◆ To be done ◆
Find each line with "this" and copy it.

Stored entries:

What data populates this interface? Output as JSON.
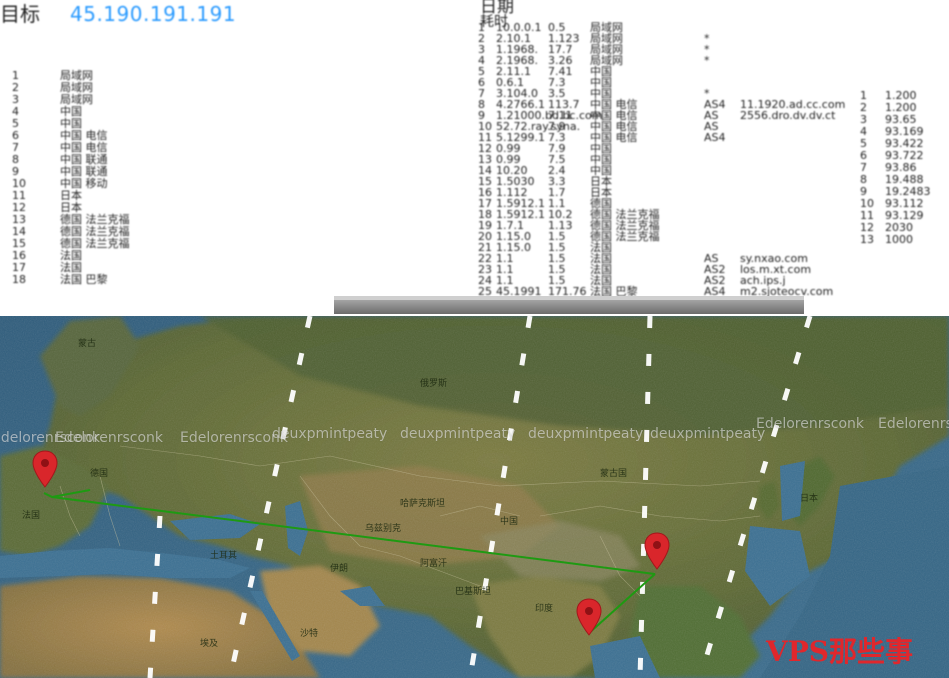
{
  "header": {
    "target_label": "目标",
    "target_ip": "45.190.191.191",
    "date_label": "日期",
    "ttl_label": "耗时"
  },
  "traceroute_rows": [
    {
      "hop": "1",
      "ip": "10.0.0.1",
      "time": "0.5",
      "geo": "局域网",
      "as": "",
      "host": ""
    },
    {
      "hop": "2",
      "ip": "2.10.1",
      "time": "1.123",
      "geo": "局域网",
      "as": "*",
      "host": ""
    },
    {
      "hop": "3",
      "ip": "1.1968.",
      "time": "17.7",
      "geo": "局域网",
      "as": "*",
      "host": ""
    },
    {
      "hop": "4",
      "ip": "2.1968.",
      "time": "3.26",
      "geo": "局域网",
      "as": "*",
      "host": ""
    },
    {
      "hop": "5",
      "ip": "2.11.1",
      "time": "7.41",
      "geo": "中国",
      "as": "",
      "host": ""
    },
    {
      "hop": "6",
      "ip": "0.6.1",
      "time": "7.3",
      "geo": "中国",
      "as": "",
      "host": ""
    },
    {
      "hop": "7",
      "ip": "3.104.0",
      "time": "3.5",
      "geo": "中国",
      "as": "*",
      "host": ""
    },
    {
      "hop": "8",
      "ip": "4.2766.1",
      "time": "113.7",
      "geo": "中国 电信",
      "as": "AS4",
      "host": "11.1920.ad.cc.com"
    },
    {
      "hop": "9",
      "ip": "1.21000.bd.bc.com",
      "time": "7.11",
      "geo": "中国 电信",
      "as": "AS",
      "host": "2556.dro.dv.dv.ct"
    },
    {
      "hop": "10",
      "ip": "52.72.ray.syna.",
      "time": "7.9",
      "geo": "中国 电信",
      "as": "AS",
      "host": ""
    },
    {
      "hop": "11",
      "ip": "5.1299.1",
      "time": "7.3",
      "geo": "中国 电信",
      "as": "AS4",
      "host": ""
    },
    {
      "hop": "12",
      "ip": "0.99",
      "time": "7.9",
      "geo": "中国",
      "as": "",
      "host": ""
    },
    {
      "hop": "13",
      "ip": "0.99",
      "time": "7.5",
      "geo": "中国",
      "as": "",
      "host": ""
    },
    {
      "hop": "14",
      "ip": "10.20",
      "time": "2.4",
      "geo": "中国",
      "as": "",
      "host": ""
    },
    {
      "hop": "15",
      "ip": "1.5030",
      "time": "3.3",
      "geo": "日本",
      "as": "",
      "host": ""
    },
    {
      "hop": "16",
      "ip": "1.112",
      "time": "1.7",
      "geo": "日本",
      "as": "",
      "host": ""
    },
    {
      "hop": "17",
      "ip": "1.5912.1",
      "time": "1.1",
      "geo": "德国",
      "as": "",
      "host": ""
    },
    {
      "hop": "18",
      "ip": "1.5912.1",
      "time": "10.2",
      "geo": "德国 法兰克福",
      "as": "",
      "host": ""
    },
    {
      "hop": "19",
      "ip": "1.7.1",
      "time": "1.13",
      "geo": "德国 法兰克福",
      "as": "",
      "host": ""
    },
    {
      "hop": "20",
      "ip": "1.15.0",
      "time": "1.5",
      "geo": "德国 法兰克福",
      "as": "",
      "host": ""
    },
    {
      "hop": "21",
      "ip": "1.15.0",
      "time": "1.5",
      "geo": "法国",
      "as": "",
      "host": ""
    },
    {
      "hop": "22",
      "ip": "1.1",
      "time": "1.5",
      "geo": "法国",
      "as": "AS",
      "host": "sy.nxao.com"
    },
    {
      "hop": "23",
      "ip": "1.1",
      "time": "1.5",
      "geo": "法国",
      "as": "AS2",
      "host": "los.m.xt.com"
    },
    {
      "hop": "24",
      "ip": "1.1",
      "time": "1.5",
      "geo": "法国",
      "as": "AS2",
      "host": "ach.ips.j"
    },
    {
      "hop": "25",
      "ip": "45.1991",
      "time": "171.76",
      "geo": "法国 巴黎",
      "as": "AS4",
      "host": "m2.sjoteocv.com"
    }
  ],
  "left_panel_rows": [
    {
      "hop": "1",
      "geo": "局域网"
    },
    {
      "hop": "2",
      "geo": "局域网"
    },
    {
      "hop": "3",
      "geo": "局域网"
    },
    {
      "hop": "4",
      "geo": "中国"
    },
    {
      "hop": "5",
      "geo": "中国"
    },
    {
      "hop": "6",
      "geo": "中国 电信"
    },
    {
      "hop": "7",
      "geo": "中国 电信"
    },
    {
      "hop": "8",
      "geo": "中国 联通"
    },
    {
      "hop": "9",
      "geo": "中国 联通"
    },
    {
      "hop": "10",
      "geo": "中国 移动"
    },
    {
      "hop": "11",
      "geo": "日本"
    },
    {
      "hop": "12",
      "geo": "日本"
    },
    {
      "hop": "13",
      "geo": "德国 法兰克福"
    },
    {
      "hop": "14",
      "geo": "德国 法兰克福"
    },
    {
      "hop": "15",
      "geo": "德国 法兰克福"
    },
    {
      "hop": "16",
      "geo": "法国"
    },
    {
      "hop": "17",
      "geo": "法国"
    },
    {
      "hop": "18",
      "geo": "法国 巴黎"
    }
  ],
  "right_panel_rows": [
    {
      "hop": "1",
      "time": "1.200"
    },
    {
      "hop": "2",
      "time": "1.200"
    },
    {
      "hop": "3",
      "time": "93.65"
    },
    {
      "hop": "4",
      "time": "93.169"
    },
    {
      "hop": "5",
      "time": "93.422"
    },
    {
      "hop": "6",
      "time": "93.722"
    },
    {
      "hop": "7",
      "time": "93.86"
    },
    {
      "hop": "8",
      "time": "19.488"
    },
    {
      "hop": "9",
      "time": "19.2483"
    },
    {
      "hop": "10",
      "time": "93.112"
    },
    {
      "hop": "11",
      "time": "93.129"
    },
    {
      "hop": "12",
      "time": "2030"
    },
    {
      "hop": "13",
      "time": "1000"
    }
  ],
  "map": {
    "route_color": "#1e9a12",
    "pin_color": "#d9262b",
    "overlay_texts": [
      {
        "text": "Edelorenrsconk"
      },
      {
        "text": "Edelorenrsconk"
      },
      {
        "text": "Edelorenrsconk"
      },
      {
        "text": "deuxpmintpeaty"
      },
      {
        "text": "deuxpmintpeaty"
      },
      {
        "text": "deuxpmintpeaty"
      },
      {
        "text": "deuxpmintpeaty"
      },
      {
        "text": "Edelorenrsconk"
      },
      {
        "text": "Edelorenrsconk"
      }
    ],
    "place_labels": [
      {
        "text": "蒙古"
      },
      {
        "text": "中国"
      },
      {
        "text": "印度"
      },
      {
        "text": "日本"
      },
      {
        "text": "俄罗斯"
      },
      {
        "text": "哈萨克斯坦"
      },
      {
        "text": "伊朗"
      },
      {
        "text": "土耳其"
      },
      {
        "text": "德国"
      },
      {
        "text": "法国"
      },
      {
        "text": "埃及"
      },
      {
        "text": "沙特"
      },
      {
        "text": "阿富汗"
      },
      {
        "text": "巴基斯坦"
      },
      {
        "text": "乌兹别克"
      },
      {
        "text": "蒙古国"
      }
    ],
    "pins": [
      {
        "name": "paris-pin"
      },
      {
        "name": "china-pin"
      },
      {
        "name": "india-pin"
      }
    ]
  },
  "watermark": {
    "text": "VPS那些事"
  }
}
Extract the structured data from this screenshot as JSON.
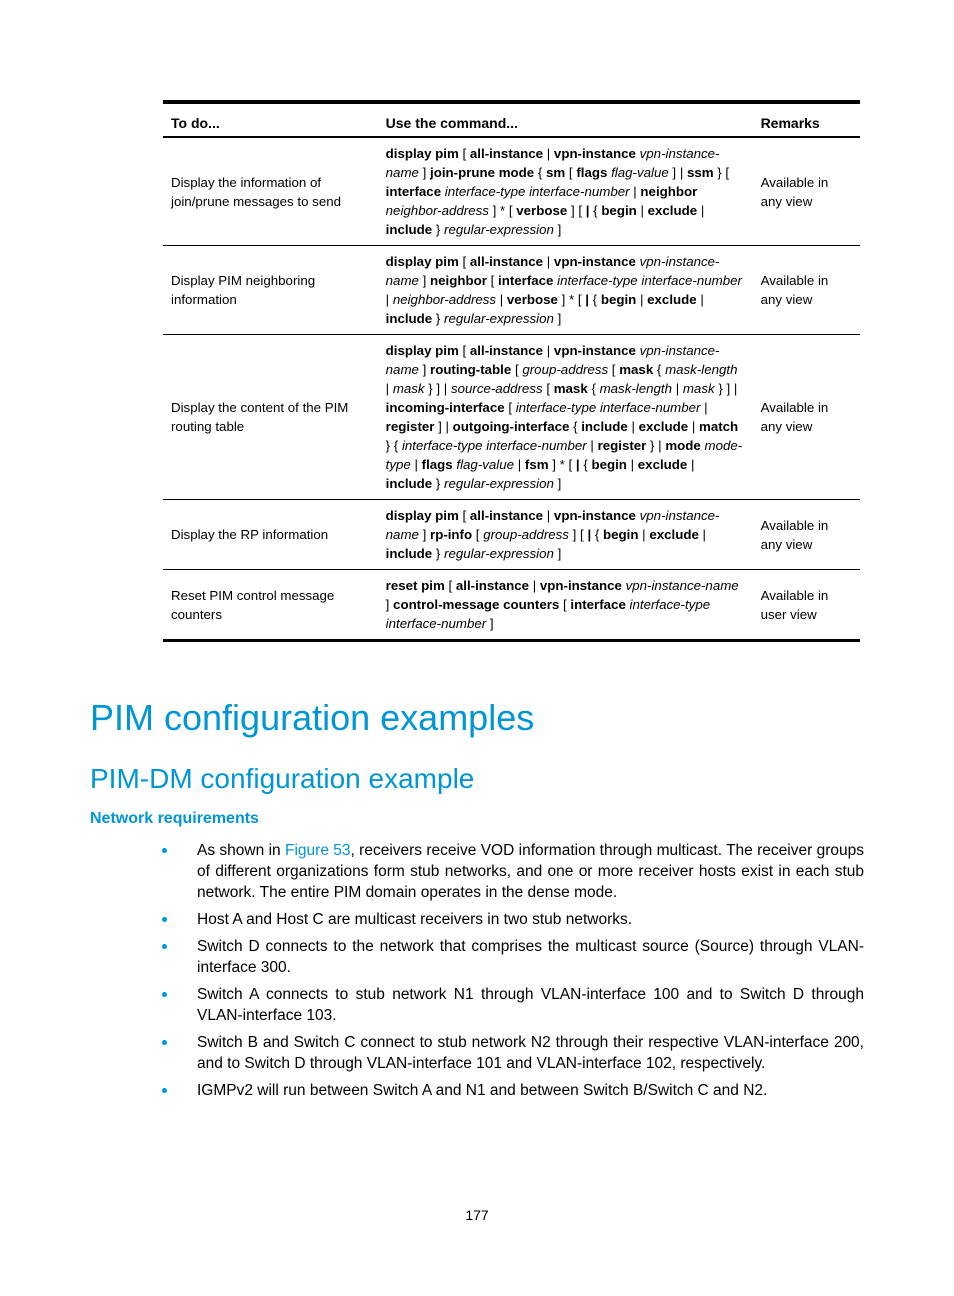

◆ Complete output ◆
What data populates this interface? Output as JSON.
Extract the structured data from this screenshot as JSON.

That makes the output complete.